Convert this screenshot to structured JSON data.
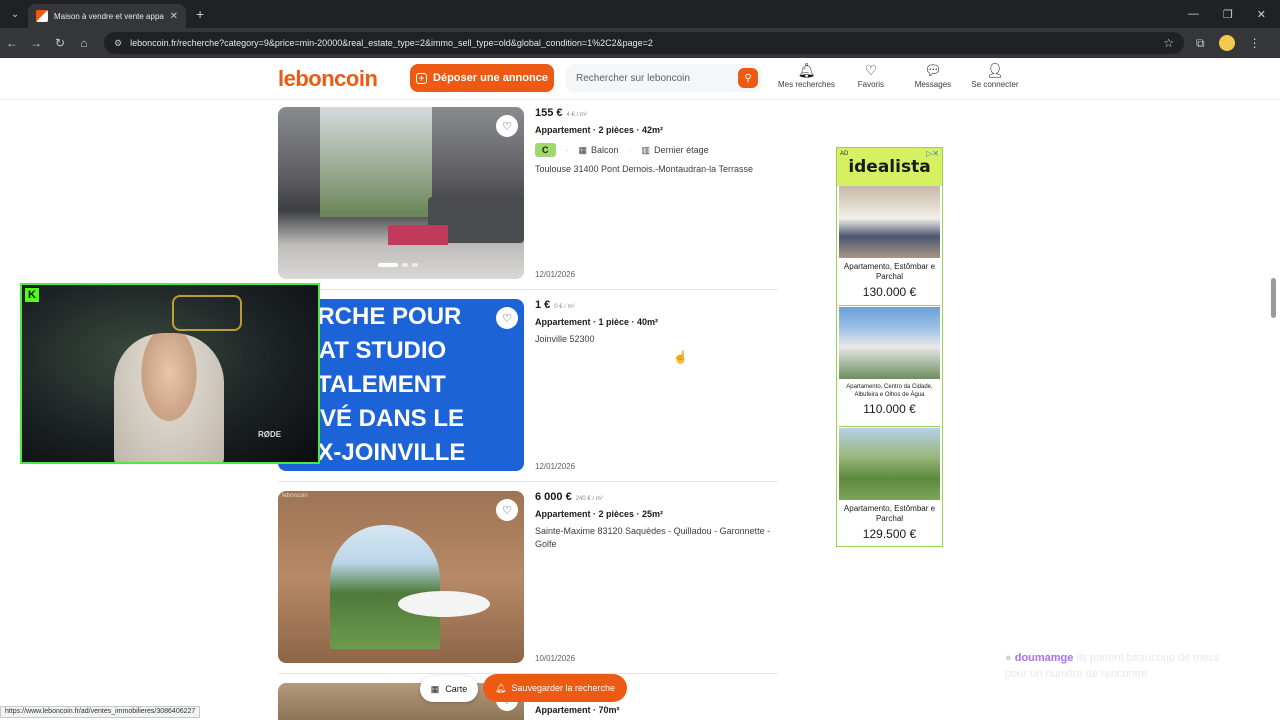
{
  "browser": {
    "tab_title": "Maison à vendre et vente appa",
    "url": "leboncoin.fr/recherche?category=9&price=min-20000&real_estate_type=2&immo_sell_type=old&global_condition=1%2C2&page=2",
    "status_url": "https://www.leboncoin.fr/ad/ventes_immobilieres/3086406227"
  },
  "header": {
    "logo": "leboncoin",
    "post_button": "Déposer une annonce",
    "search_placeholder": "Rechercher sur leboncoin",
    "icons": [
      {
        "label": "Mes recherches",
        "icon": "bell-icon"
      },
      {
        "label": "Favoris",
        "icon": "heart-icon"
      },
      {
        "label": "Messages",
        "icon": "message-icon"
      },
      {
        "label": "Se connecter",
        "icon": "user-icon"
      }
    ]
  },
  "listings": [
    {
      "price": "155 €",
      "price_per_m2": "4 € / m²",
      "type": "Appartement · 2 pièces · 42m²",
      "dpe": "C",
      "tags": [
        "Balcon",
        "Dernier étage"
      ],
      "location": "Toulouse 31400 Pont Demois.-Montaudran-la Terrasse",
      "date": "12/01/2026"
    },
    {
      "price": "1 €",
      "price_per_m2": "0 € / m²",
      "type": "Appartement · 1 pièce · 40m²",
      "location": "Joinville 52300",
      "date": "12/01/2026",
      "image_text": [
        "HERCHE POUR",
        "CHAT STUDIO",
        "TOTALEMENT",
        "NOVÉ DANS LE",
        "EUX-JOINVILLE"
      ]
    },
    {
      "price": "6 000 €",
      "price_per_m2": "240 € / m²",
      "type": "Appartement · 2 pièces · 25m²",
      "location": "Sainte-Maxime 83120 Saquèdes - Quilladou - Garonnette - Golfe",
      "date": "10/01/2026",
      "watermark": "leboncoin"
    },
    {
      "type": "Appartement · 70m²"
    }
  ],
  "ad": {
    "label": "AD",
    "brand": "idealista",
    "cards": [
      {
        "title": "Apartamento, Estômbar e Parchal",
        "price": "130.000 €"
      },
      {
        "title": "Apartamento, Centro da Cidade, Albufeira e Olhos de Água",
        "price": "110.000 €"
      },
      {
        "title": "Apartamento, Estômbar e Parchal",
        "price": "129.500 €"
      }
    ]
  },
  "bottom": {
    "map_label": "Carte",
    "save_label": "Sauvegarder la recherche"
  },
  "chat": {
    "user": "doumamge",
    "message": "ils parlent beaucoup de mecs pour un numéro de rencontre"
  },
  "webcam": {
    "mic_label": "RØDE",
    "platform_badge": "K"
  }
}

☆ ☆ ☆

Given task:
All records must be output exactly as they are, except for the pictures, which are left out.

Complete output:
Convert this screenshot to structured JSON data.
{
  "browser": {
    "tab_title": "Maison à vendre et vente appa",
    "url": "leboncoin.fr/recherche?category=9&price=min-20000&real_estate_type=2&immo_sell_type=old&global_condition=1%2C2&page=2",
    "status_url": "https://www.leboncoin.fr/ad/ventes_immobilieres/3086406227"
  },
  "header": {
    "logo": "leboncoin",
    "post_button": "Déposer une annonce",
    "search_placeholder": "Rechercher sur leboncoin",
    "icons": [
      {
        "label": "Mes recherches",
        "icon": "bell-icon"
      },
      {
        "label": "Favoris",
        "icon": "heart-icon"
      },
      {
        "label": "Messages",
        "icon": "message-icon"
      },
      {
        "label": "Se connecter",
        "icon": "user-icon"
      }
    ]
  },
  "listings": [
    {
      "price": "155 €",
      "price_per_m2": "4 € / m²",
      "type": "Appartement · 2 pièces · 42m²",
      "dpe": "C",
      "tags": [
        "Balcon",
        "Dernier étage"
      ],
      "location": "Toulouse 31400 Pont Demois.-Montaudran-la Terrasse",
      "date": "12/01/2026"
    },
    {
      "price": "1 €",
      "price_per_m2": "0 € / m²",
      "type": "Appartement · 1 pièce · 40m²",
      "location": "Joinville 52300",
      "date": "12/01/2026",
      "image_text": [
        "HERCHE POUR",
        "CHAT STUDIO",
        "TOTALEMENT",
        "NOVÉ DANS LE",
        "EUX-JOINVILLE"
      ]
    },
    {
      "price": "6 000 €",
      "price_per_m2": "240 € / m²",
      "type": "Appartement · 2 pièces · 25m²",
      "location": "Sainte-Maxime 83120 Saquèdes - Quilladou - Garonnette - Golfe",
      "date": "10/01/2026",
      "watermark": "leboncoin"
    },
    {
      "type": "Appartement · 70m²"
    }
  ],
  "ad": {
    "label": "AD",
    "brand": "idealista",
    "cards": [
      {
        "title": "Apartamento, Estômbar e Parchal",
        "price": "130.000 €"
      },
      {
        "title": "Apartamento, Centro da Cidade, Albufeira e Olhos de Água",
        "price": "110.000 €"
      },
      {
        "title": "Apartamento, Estômbar e Parchal",
        "price": "129.500 €"
      }
    ]
  },
  "bottom": {
    "map_label": "Carte",
    "save_label": "Sauvegarder la recherche"
  },
  "chat": {
    "user": "doumamge",
    "message": "ils parlent beaucoup de mecs pour un numéro de rencontre"
  },
  "webcam": {
    "mic_label": "RØDE",
    "platform_badge": "K"
  }
}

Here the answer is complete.